Figure record listings:
— Begin —

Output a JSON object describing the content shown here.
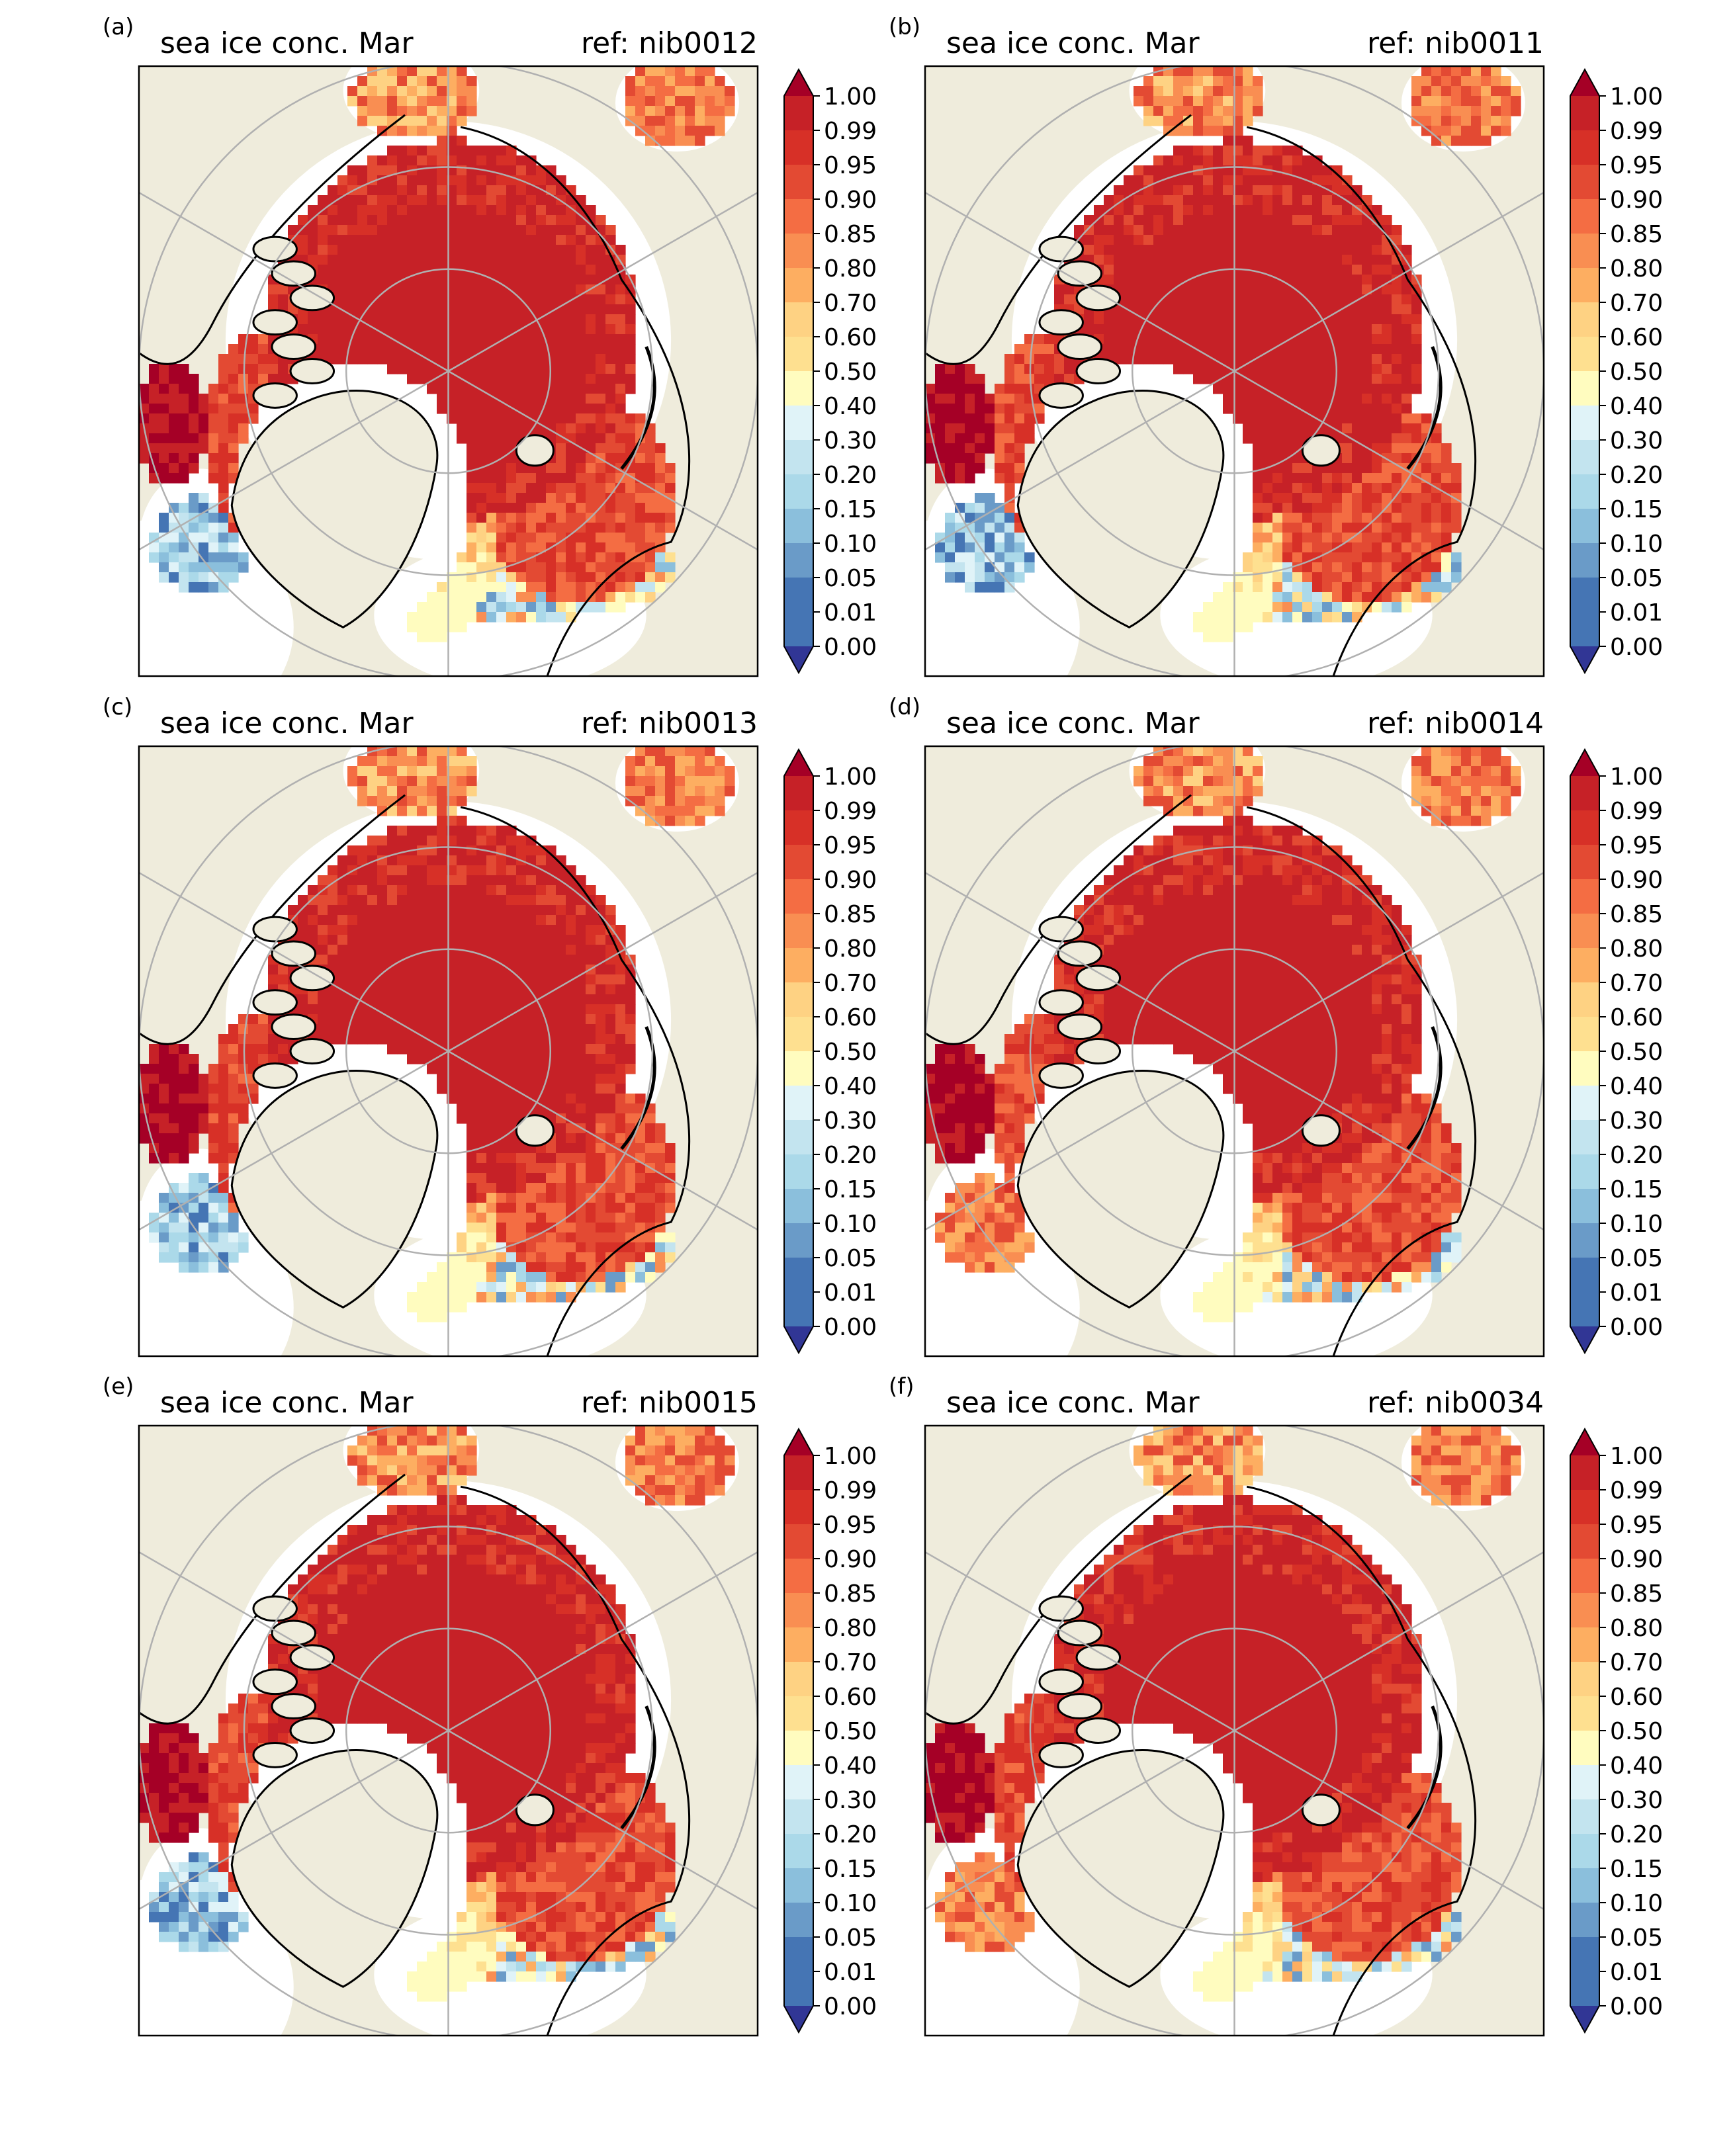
{
  "figure": {
    "panels": [
      {
        "letter": "(a)",
        "title": "sea ice conc. Mar",
        "ref": "ref: nib0012",
        "variant": 0
      },
      {
        "letter": "(b)",
        "title": "sea ice conc. Mar",
        "ref": "ref: nib0011",
        "variant": 1
      },
      {
        "letter": "(c)",
        "title": "sea ice conc. Mar",
        "ref": "ref: nib0013",
        "variant": 2
      },
      {
        "letter": "(d)",
        "title": "sea ice conc. Mar",
        "ref": "ref: nib0014",
        "variant": 3
      },
      {
        "letter": "(e)",
        "title": "sea ice conc. Mar",
        "ref": "ref: nib0015",
        "variant": 4
      },
      {
        "letter": "(f)",
        "title": "sea ice conc. Mar",
        "ref": "ref: nib0034",
        "variant": 5
      }
    ],
    "colorbar": {
      "levels": [
        "1.00",
        "0.99",
        "0.95",
        "0.90",
        "0.85",
        "0.80",
        "0.70",
        "0.60",
        "0.50",
        "0.40",
        "0.30",
        "0.20",
        "0.15",
        "0.10",
        "0.05",
        "0.01",
        "0.00"
      ],
      "colors": [
        "#a50026",
        "#c62127",
        "#d73027",
        "#e34a33",
        "#f46d43",
        "#f98e52",
        "#fdae61",
        "#fed283",
        "#fee090",
        "#fffcbf",
        "#e0f3f8",
        "#c3e4ef",
        "#abd9e9",
        "#8bbfdc",
        "#6a9bc8",
        "#4575b4",
        "#313695"
      ],
      "extend": "both"
    },
    "map_colors": {
      "land": "#efecdc",
      "open_water": "#ffffff",
      "coastline": "#000000",
      "gridline": "#b0b0b0",
      "frame": "#000000"
    },
    "projection": "north-polar-stereographic"
  }
}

— End —

GIVEN PROBLEM: Please list every line of the records that contains "letter".

RESPONSE:
        "letter": "(a)",
        "letter": "(b)",
        "letter": "(c)",
        "letter": "(d)",
        "letter": "(e)",
        "letter": "(f)",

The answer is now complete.